Every line below must be reproduced exactly. Copy them all.

|---|

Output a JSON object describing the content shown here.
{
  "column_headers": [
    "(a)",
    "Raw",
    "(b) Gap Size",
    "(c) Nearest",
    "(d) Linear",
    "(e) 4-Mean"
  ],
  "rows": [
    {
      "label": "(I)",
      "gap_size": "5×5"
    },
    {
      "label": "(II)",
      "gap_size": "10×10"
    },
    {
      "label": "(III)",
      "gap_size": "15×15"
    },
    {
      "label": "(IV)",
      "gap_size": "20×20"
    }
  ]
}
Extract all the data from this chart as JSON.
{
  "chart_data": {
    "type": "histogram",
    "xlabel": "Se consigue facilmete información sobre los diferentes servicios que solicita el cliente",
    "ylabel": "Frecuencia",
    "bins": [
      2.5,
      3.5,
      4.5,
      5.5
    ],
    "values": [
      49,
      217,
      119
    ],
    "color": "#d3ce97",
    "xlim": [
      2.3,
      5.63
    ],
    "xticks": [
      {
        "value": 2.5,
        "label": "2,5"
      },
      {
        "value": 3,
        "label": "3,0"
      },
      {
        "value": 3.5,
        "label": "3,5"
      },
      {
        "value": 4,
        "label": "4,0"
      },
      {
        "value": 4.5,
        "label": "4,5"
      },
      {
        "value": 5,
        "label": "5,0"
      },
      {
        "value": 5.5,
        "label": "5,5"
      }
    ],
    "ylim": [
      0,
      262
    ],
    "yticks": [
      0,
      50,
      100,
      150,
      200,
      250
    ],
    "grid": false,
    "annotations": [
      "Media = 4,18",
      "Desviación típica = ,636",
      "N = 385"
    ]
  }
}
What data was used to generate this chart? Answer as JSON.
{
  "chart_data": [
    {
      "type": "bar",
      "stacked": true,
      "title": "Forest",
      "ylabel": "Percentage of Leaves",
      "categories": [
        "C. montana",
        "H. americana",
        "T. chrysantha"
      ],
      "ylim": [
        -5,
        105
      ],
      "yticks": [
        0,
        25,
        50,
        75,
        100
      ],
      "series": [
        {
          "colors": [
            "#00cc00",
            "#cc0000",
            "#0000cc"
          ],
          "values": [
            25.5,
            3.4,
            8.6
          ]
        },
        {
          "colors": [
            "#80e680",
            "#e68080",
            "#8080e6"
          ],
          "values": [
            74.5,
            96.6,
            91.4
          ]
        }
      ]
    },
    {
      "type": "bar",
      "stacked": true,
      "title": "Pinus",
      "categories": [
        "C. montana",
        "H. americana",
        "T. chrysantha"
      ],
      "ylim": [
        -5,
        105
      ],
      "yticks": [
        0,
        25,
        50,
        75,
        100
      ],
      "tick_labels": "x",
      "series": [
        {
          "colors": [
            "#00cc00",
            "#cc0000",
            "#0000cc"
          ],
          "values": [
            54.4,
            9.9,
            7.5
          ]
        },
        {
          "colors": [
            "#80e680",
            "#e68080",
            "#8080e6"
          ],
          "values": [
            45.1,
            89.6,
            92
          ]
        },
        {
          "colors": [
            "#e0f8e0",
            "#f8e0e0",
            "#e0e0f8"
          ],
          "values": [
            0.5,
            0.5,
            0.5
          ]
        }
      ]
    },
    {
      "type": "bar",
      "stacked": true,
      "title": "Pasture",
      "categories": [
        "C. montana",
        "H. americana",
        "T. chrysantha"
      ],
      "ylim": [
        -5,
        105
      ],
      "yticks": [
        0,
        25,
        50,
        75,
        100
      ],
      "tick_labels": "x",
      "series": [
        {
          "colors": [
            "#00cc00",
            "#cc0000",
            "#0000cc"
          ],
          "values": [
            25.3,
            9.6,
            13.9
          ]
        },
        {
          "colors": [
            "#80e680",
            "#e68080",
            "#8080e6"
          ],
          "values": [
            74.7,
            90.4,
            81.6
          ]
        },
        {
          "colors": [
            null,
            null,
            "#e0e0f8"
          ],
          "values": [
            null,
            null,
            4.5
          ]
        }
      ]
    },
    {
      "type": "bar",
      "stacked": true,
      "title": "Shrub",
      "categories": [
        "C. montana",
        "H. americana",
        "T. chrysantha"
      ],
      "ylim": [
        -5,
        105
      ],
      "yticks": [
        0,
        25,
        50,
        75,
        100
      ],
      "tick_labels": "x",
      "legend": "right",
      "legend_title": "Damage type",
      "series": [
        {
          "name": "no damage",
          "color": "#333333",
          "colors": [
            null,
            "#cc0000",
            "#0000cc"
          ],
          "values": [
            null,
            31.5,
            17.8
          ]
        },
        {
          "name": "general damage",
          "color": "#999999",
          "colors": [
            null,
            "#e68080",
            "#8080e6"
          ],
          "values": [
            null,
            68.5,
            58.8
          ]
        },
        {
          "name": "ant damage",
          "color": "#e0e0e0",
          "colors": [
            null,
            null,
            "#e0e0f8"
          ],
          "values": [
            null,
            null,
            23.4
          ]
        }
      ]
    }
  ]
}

|---|

*Task answer*
Output a JSON object describing the content shown here.
{
  "column_headers": [
    "(a)",
    "Raw",
    "(b) Gap Size",
    "(c) Nearest",
    "(d) Linear",
    "(e) 4-Mean"
  ],
  "rows": [
    {
      "label": "(I)",
      "gap_size": "5×5"
    },
    {
      "label": "(II)",
      "gap_size": "10×10"
    },
    {
      "label": "(III)",
      "gap_size": "15×15"
    },
    {
      "label": "(IV)",
      "gap_size": "20×20"
    }
  ]
}
Extract all the data from this chart as JSON.
{
  "chart_data": {
    "type": "histogram",
    "xlabel": "Se consigue facilmete información sobre los diferentes servicios que solicita el cliente",
    "ylabel": "Frecuencia",
    "bins": [
      2.5,
      3.5,
      4.5,
      5.5
    ],
    "values": [
      49,
      217,
      119
    ],
    "color": "#d3ce97",
    "xlim": [
      2.3,
      5.63
    ],
    "xticks": [
      {
        "value": 2.5,
        "label": "2,5"
      },
      {
        "value": 3,
        "label": "3,0"
      },
      {
        "value": 3.5,
        "label": "3,5"
      },
      {
        "value": 4,
        "label": "4,0"
      },
      {
        "value": 4.5,
        "label": "4,5"
      },
      {
        "value": 5,
        "label": "5,0"
      },
      {
        "value": 5.5,
        "label": "5,5"
      }
    ],
    "ylim": [
      0,
      262
    ],
    "yticks": [
      0,
      50,
      100,
      150,
      200,
      250
    ],
    "grid": false,
    "annotations": [
      "Media = 4,18",
      "Desviación típica = ,636",
      "N = 385"
    ]
  }
}
What data was used to generate this chart? Answer as JSON.
{
  "chart_data": [
    {
      "type": "bar",
      "stacked": true,
      "title": "Forest",
      "ylabel": "Percentage of Leaves",
      "categories": [
        "C. montana",
        "H. americana",
        "T. chrysantha"
      ],
      "ylim": [
        -5,
        105
      ],
      "yticks": [
        0,
        25,
        50,
        75,
        100
      ],
      "series": [
        {
          "colors": [
            "#00cc00",
            "#cc0000",
            "#0000cc"
          ],
          "values": [
            25.5,
            3.4,
            8.6
          ]
        },
        {
          "colors": [
            "#80e680",
            "#e68080",
            "#8080e6"
          ],
          "values": [
            74.5,
            96.6,
            91.4
          ]
        }
      ]
    },
    {
      "type": "bar",
      "stacked": true,
      "title": "Pinus",
      "categories": [
        "C. montana",
        "H. americana",
        "T. chrysantha"
      ],
      "ylim": [
        -5,
        105
      ],
      "yticks": [
        0,
        25,
        50,
        75,
        100
      ],
      "tick_labels": "x",
      "series": [
        {
          "colors": [
            "#00cc00",
            "#cc0000",
            "#0000cc"
          ],
          "values": [
            54.4,
            9.9,
            7.5
          ]
        },
        {
          "colors": [
            "#80e680",
            "#e68080",
            "#8080e6"
          ],
          "values": [
            45.1,
            89.6,
            92
          ]
        },
        {
          "colors": [
            "#e0f8e0",
            "#f8e0e0",
            "#e0e0f8"
          ],
          "values": [
            0.5,
            0.5,
            0.5
          ]
        }
      ]
    },
    {
      "type": "bar",
      "stacked": true,
      "title": "Pasture",
      "categories": [
        "C. montana",
        "H. americana",
        "T. chrysantha"
      ],
      "ylim": [
        -5,
        105
      ],
      "yticks": [
        0,
        25,
        50,
        75,
        100
      ],
      "tick_labels": "x",
      "series": [
        {
          "colors": [
            "#00cc00",
            "#cc0000",
            "#0000cc"
          ],
          "values": [
            25.3,
            9.6,
            13.9
          ]
        },
        {
          "colors": [
            "#80e680",
            "#e68080",
            "#8080e6"
          ],
          "values": [
            74.7,
            90.4,
            81.6
          ]
        },
        {
          "colors": [
            null,
            null,
            "#e0e0f8"
          ],
          "values": [
            null,
            null,
            4.5
          ]
        }
      ]
    },
    {
      "type": "bar",
      "stacked": true,
      "title": "Shrub",
      "categories": [
        "C. montana",
        "H. americana",
        "T. chrysantha"
      ],
      "ylim": [
        -5,
        105
      ],
      "yticks": [
        0,
        25,
        50,
        75,
        100
      ],
      "tick_labels": "x",
      "legend": "right",
      "legend_title": "Damage type",
      "series": [
        {
          "name": "no damage",
          "color": "#333333",
          "colors": [
            null,
            "#cc0000",
            "#0000cc"
          ],
          "values": [
            null,
            31.5,
            17.8
          ]
        },
        {
          "name": "general damage",
          "color": "#999999",
          "colors": [
            null,
            "#e68080",
            "#8080e6"
          ],
          "values": [
            null,
            68.5,
            58.8
          ]
        },
        {
          "name": "ant damage",
          "color": "#e0e0e0",
          "colors": [
            null,
            null,
            "#e0e0f8"
          ],
          "values": [
            null,
            null,
            23.4
          ]
        }
      ]
    }
  ]
}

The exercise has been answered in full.